Request =>
Below are some records; work out how many of their lines contain "screenshot" and give the number only.
[Start]
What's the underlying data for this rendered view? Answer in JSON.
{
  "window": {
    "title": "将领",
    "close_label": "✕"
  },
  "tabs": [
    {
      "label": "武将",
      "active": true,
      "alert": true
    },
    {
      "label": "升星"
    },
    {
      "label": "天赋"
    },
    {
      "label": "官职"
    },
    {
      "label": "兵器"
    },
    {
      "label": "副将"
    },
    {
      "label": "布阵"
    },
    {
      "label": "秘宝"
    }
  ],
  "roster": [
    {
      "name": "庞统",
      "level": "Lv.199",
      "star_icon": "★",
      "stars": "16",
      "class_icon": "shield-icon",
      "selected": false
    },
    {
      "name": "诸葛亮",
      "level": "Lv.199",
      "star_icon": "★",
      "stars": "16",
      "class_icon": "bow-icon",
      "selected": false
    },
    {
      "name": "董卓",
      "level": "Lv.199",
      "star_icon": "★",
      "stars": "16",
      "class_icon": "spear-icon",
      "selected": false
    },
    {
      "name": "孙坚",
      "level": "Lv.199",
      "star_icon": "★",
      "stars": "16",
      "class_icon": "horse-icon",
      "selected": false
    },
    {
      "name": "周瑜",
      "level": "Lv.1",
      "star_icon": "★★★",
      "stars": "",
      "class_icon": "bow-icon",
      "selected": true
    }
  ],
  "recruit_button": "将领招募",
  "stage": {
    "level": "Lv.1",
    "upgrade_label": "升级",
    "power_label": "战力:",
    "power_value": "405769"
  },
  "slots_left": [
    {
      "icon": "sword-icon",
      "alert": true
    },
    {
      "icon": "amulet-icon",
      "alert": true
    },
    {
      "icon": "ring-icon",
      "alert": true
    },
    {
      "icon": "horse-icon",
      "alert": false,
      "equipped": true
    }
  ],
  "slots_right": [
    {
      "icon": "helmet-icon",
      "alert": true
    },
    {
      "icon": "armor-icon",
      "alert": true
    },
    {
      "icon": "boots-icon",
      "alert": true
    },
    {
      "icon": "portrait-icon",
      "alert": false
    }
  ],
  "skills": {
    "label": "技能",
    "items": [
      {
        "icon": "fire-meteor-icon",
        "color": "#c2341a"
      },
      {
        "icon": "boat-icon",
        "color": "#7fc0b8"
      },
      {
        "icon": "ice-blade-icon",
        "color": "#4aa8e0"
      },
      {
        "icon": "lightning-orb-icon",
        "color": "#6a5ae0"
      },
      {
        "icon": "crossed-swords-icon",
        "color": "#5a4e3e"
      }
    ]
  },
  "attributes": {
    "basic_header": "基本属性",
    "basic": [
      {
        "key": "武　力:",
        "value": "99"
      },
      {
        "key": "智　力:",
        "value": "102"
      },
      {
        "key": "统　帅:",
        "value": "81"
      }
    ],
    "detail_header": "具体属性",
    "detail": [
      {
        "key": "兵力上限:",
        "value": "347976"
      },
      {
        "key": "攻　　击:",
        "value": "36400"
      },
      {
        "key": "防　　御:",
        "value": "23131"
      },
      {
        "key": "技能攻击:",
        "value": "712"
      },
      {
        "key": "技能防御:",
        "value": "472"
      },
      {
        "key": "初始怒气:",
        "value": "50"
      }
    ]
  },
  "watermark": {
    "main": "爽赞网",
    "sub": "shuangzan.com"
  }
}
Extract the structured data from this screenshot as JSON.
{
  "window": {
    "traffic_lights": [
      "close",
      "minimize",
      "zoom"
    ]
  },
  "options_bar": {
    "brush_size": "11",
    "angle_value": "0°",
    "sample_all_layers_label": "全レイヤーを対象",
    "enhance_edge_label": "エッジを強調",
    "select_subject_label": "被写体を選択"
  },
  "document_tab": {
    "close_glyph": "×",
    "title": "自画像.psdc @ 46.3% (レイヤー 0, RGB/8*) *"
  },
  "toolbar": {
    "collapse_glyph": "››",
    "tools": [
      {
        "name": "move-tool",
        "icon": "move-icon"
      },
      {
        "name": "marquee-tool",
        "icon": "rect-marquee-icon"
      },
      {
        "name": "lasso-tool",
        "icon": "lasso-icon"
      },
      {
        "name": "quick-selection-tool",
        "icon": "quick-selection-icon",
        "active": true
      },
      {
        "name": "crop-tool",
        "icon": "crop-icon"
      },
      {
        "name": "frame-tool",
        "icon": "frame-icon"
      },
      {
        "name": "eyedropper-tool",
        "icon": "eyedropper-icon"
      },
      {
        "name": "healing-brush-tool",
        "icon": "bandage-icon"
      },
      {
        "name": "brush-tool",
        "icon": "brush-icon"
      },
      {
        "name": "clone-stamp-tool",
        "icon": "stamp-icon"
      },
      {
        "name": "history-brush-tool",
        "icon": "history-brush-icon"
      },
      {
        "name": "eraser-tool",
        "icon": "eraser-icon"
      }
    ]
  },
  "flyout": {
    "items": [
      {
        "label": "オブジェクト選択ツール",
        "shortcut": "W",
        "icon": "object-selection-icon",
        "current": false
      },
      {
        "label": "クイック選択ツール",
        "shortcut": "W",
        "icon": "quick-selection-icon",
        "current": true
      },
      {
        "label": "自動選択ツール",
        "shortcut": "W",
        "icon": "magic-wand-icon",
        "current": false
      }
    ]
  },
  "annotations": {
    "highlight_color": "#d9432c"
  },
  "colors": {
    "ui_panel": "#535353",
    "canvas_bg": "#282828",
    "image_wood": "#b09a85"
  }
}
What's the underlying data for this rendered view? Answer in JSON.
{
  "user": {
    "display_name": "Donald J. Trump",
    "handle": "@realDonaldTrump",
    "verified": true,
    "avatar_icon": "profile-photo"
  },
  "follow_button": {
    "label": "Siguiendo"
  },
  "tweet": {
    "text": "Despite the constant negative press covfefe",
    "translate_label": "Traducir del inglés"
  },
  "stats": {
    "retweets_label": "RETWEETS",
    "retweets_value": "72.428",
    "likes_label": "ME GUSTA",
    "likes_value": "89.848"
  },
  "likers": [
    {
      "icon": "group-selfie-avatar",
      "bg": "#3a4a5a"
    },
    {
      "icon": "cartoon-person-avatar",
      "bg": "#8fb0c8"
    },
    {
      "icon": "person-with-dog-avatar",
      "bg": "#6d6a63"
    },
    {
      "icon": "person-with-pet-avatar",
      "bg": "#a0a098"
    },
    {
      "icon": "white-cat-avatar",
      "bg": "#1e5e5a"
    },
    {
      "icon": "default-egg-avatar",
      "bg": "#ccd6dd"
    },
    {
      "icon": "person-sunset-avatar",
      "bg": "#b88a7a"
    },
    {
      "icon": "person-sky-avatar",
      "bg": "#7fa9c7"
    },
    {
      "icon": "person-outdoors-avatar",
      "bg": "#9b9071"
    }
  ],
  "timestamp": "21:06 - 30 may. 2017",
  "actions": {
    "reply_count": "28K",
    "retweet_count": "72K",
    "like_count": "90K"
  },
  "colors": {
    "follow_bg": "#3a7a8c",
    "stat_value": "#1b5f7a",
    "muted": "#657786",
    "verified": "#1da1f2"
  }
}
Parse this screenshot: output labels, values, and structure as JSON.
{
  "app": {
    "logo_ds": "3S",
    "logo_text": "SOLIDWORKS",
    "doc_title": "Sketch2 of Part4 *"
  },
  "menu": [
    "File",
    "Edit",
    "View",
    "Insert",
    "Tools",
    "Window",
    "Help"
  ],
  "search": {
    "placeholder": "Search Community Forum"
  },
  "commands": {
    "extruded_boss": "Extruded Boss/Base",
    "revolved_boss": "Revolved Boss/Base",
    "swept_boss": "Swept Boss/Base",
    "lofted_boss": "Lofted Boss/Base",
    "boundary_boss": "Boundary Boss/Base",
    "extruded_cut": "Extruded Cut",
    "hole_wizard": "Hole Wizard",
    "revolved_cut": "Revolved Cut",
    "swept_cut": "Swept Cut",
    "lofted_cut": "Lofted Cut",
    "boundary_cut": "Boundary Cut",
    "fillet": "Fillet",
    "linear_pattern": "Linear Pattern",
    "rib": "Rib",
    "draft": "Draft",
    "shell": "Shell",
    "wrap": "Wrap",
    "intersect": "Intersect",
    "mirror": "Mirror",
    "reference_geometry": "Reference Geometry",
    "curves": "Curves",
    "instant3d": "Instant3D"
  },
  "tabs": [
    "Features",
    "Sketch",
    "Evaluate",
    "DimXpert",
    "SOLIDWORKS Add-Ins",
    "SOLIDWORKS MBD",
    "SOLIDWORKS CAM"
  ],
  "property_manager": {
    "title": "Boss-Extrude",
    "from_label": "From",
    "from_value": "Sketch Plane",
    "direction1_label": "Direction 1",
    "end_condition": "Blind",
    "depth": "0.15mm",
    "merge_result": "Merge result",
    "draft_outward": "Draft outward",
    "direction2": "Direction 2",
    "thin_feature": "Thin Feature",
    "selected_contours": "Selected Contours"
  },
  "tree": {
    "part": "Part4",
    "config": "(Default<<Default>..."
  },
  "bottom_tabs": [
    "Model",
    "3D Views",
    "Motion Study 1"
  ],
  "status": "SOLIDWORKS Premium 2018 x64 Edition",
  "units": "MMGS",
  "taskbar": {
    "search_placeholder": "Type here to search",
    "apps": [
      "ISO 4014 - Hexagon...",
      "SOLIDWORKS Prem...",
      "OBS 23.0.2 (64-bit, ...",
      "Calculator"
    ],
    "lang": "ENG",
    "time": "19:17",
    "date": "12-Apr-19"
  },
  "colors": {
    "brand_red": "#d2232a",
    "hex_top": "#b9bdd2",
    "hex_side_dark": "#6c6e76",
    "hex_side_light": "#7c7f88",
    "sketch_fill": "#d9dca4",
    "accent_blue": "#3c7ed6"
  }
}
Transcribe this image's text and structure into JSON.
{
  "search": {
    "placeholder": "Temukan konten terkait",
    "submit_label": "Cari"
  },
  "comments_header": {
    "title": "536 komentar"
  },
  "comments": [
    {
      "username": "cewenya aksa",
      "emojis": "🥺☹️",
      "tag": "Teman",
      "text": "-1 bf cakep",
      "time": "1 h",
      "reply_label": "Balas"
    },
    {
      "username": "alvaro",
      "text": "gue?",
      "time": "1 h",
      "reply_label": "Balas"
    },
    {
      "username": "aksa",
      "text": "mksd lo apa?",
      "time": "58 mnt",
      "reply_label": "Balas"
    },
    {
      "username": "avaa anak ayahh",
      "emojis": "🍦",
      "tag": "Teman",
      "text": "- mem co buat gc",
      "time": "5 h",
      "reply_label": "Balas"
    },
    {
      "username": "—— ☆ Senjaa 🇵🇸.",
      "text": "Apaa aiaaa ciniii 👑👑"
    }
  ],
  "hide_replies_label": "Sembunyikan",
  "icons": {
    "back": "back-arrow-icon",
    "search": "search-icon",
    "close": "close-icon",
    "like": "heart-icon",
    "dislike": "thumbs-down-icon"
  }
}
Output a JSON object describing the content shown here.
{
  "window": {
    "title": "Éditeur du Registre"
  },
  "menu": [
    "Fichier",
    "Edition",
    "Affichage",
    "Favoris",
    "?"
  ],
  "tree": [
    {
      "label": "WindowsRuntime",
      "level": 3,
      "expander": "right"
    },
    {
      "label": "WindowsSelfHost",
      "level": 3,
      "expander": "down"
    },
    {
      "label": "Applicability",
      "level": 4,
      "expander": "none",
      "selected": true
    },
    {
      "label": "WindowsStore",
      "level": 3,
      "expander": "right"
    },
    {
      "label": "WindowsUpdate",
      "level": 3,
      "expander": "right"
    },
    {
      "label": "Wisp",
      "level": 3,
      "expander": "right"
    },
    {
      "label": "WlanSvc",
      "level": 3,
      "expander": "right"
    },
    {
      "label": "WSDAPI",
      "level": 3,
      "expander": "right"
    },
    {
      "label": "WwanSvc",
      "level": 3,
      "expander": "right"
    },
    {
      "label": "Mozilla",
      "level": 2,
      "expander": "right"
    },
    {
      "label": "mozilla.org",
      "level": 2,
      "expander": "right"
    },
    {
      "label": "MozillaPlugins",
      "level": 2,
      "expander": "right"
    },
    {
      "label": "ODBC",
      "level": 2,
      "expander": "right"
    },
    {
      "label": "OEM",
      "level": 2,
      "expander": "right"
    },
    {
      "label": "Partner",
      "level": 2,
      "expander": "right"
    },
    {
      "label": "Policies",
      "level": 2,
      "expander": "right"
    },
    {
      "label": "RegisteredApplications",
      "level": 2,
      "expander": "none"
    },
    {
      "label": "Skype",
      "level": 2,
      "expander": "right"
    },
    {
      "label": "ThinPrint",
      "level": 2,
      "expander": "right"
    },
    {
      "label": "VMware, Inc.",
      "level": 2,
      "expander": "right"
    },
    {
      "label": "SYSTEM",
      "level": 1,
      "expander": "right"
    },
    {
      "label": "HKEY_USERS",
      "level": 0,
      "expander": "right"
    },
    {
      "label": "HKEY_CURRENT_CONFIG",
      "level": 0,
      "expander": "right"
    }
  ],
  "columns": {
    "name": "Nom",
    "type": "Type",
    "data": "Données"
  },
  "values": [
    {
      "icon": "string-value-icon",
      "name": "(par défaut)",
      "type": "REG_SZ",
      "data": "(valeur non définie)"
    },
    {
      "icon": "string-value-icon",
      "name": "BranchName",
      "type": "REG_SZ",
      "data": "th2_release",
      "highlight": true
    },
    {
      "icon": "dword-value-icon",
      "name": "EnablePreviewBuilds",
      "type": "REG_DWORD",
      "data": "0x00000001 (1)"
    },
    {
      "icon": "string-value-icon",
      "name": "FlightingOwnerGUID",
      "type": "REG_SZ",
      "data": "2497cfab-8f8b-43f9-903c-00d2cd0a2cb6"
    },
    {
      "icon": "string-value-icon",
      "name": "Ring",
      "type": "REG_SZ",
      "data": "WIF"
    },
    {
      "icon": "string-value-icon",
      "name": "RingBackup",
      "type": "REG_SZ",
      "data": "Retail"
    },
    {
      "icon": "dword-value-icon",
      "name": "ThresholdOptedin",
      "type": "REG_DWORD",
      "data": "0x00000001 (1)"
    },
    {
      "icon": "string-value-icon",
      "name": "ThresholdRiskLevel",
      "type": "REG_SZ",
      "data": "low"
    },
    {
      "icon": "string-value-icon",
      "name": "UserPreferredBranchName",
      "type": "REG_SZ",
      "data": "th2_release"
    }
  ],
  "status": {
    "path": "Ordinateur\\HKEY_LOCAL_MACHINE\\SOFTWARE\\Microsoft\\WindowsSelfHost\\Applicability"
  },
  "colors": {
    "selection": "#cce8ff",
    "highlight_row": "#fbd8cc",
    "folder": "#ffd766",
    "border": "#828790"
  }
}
[End]
Exercise response =>
2